## EXERCISE AIM
Which lines include the word "demarcated"? Copy each of them.

## Excerpts from a figure dataset
===============

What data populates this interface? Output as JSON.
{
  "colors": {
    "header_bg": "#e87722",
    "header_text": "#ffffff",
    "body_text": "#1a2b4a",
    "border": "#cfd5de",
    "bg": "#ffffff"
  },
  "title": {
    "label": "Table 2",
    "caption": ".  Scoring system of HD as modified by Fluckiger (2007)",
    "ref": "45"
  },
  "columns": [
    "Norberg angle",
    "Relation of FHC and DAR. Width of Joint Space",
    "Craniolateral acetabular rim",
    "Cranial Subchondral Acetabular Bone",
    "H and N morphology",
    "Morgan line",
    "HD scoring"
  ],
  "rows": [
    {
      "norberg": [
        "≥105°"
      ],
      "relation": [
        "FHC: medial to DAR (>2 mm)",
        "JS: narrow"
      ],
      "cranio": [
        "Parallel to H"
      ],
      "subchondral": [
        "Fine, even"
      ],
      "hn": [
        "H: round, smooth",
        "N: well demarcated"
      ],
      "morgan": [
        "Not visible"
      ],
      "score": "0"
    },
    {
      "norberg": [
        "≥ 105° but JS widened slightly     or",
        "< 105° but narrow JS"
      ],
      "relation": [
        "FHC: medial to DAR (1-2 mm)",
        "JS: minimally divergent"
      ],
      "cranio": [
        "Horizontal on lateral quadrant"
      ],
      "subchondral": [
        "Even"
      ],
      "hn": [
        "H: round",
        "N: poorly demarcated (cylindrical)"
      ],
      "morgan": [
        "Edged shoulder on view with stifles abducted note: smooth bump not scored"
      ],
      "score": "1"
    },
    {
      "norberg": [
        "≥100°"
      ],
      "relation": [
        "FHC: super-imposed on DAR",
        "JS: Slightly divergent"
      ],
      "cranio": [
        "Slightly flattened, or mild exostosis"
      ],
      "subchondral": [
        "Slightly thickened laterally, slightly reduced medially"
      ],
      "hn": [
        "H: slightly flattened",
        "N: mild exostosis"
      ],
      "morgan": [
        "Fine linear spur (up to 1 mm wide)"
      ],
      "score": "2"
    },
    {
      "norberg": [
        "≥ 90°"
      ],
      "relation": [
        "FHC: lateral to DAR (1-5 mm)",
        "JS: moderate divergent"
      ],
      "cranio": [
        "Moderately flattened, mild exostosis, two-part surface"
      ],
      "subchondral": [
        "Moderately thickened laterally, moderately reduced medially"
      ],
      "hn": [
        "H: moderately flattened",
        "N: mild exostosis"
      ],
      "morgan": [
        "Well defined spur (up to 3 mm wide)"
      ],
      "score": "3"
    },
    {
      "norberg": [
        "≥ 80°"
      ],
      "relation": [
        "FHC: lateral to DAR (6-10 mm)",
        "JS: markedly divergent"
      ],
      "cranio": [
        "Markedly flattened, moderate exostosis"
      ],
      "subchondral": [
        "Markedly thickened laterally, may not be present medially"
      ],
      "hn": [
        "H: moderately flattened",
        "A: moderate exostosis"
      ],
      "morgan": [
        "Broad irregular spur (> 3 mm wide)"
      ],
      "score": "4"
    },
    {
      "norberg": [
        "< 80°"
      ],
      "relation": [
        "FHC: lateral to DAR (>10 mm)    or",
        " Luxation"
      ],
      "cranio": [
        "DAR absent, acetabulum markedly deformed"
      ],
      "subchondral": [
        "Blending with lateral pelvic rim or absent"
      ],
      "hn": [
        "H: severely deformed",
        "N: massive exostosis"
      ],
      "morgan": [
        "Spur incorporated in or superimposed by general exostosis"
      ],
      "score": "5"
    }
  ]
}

===============

## COMPLETE RESPONSE
        "N: well demarcated"
        "N: poorly demarcated (cylindrical)"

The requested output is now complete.